[Dataset excerpts]
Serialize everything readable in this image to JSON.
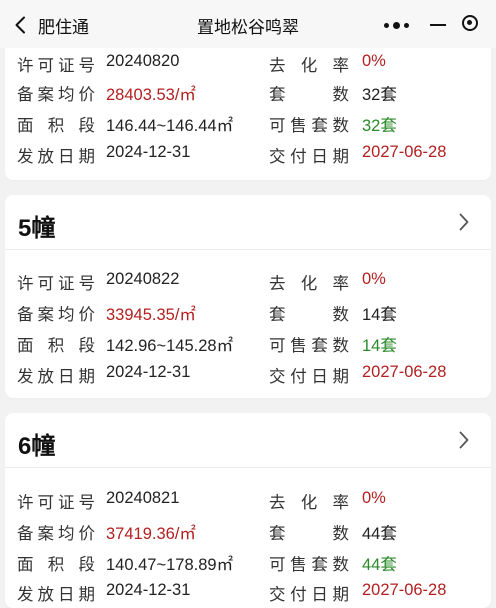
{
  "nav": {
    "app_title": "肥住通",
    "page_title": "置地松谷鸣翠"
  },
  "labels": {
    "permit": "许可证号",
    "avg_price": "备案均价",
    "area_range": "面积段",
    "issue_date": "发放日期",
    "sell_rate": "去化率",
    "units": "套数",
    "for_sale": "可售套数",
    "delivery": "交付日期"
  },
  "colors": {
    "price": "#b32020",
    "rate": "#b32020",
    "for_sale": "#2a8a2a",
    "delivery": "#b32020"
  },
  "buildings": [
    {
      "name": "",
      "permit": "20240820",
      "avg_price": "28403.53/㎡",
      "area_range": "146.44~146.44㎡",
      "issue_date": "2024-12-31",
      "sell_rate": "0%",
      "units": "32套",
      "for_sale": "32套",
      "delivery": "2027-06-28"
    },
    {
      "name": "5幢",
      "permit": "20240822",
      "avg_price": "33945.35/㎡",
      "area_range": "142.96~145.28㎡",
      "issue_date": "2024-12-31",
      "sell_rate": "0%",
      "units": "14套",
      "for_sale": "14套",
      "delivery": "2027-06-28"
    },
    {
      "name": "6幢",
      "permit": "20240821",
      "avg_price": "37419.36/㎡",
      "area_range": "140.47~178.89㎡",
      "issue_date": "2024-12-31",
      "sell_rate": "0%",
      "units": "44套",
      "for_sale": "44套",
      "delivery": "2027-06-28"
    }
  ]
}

**Directive:** The material above holds pictures; copy everything else in it exactly.

**Answer in full:**
Serialize everything readable in this image to JSON.
{
  "nav": {
    "app_title": "肥住通",
    "page_title": "置地松谷鸣翠"
  },
  "labels": {
    "permit": "许可证号",
    "avg_price": "备案均价",
    "area_range": "面积段",
    "issue_date": "发放日期",
    "sell_rate": "去化率",
    "units": "套数",
    "for_sale": "可售套数",
    "delivery": "交付日期"
  },
  "colors": {
    "price": "#b32020",
    "rate": "#b32020",
    "for_sale": "#2a8a2a",
    "delivery": "#b32020"
  },
  "buildings": [
    {
      "name": "",
      "permit": "20240820",
      "avg_price": "28403.53/㎡",
      "area_range": "146.44~146.44㎡",
      "issue_date": "2024-12-31",
      "sell_rate": "0%",
      "units": "32套",
      "for_sale": "32套",
      "delivery": "2027-06-28"
    },
    {
      "name": "5幢",
      "permit": "20240822",
      "avg_price": "33945.35/㎡",
      "area_range": "142.96~145.28㎡",
      "issue_date": "2024-12-31",
      "sell_rate": "0%",
      "units": "14套",
      "for_sale": "14套",
      "delivery": "2027-06-28"
    },
    {
      "name": "6幢",
      "permit": "20240821",
      "avg_price": "37419.36/㎡",
      "area_range": "140.47~178.89㎡",
      "issue_date": "2024-12-31",
      "sell_rate": "0%",
      "units": "44套",
      "for_sale": "44套",
      "delivery": "2027-06-28"
    }
  ]
}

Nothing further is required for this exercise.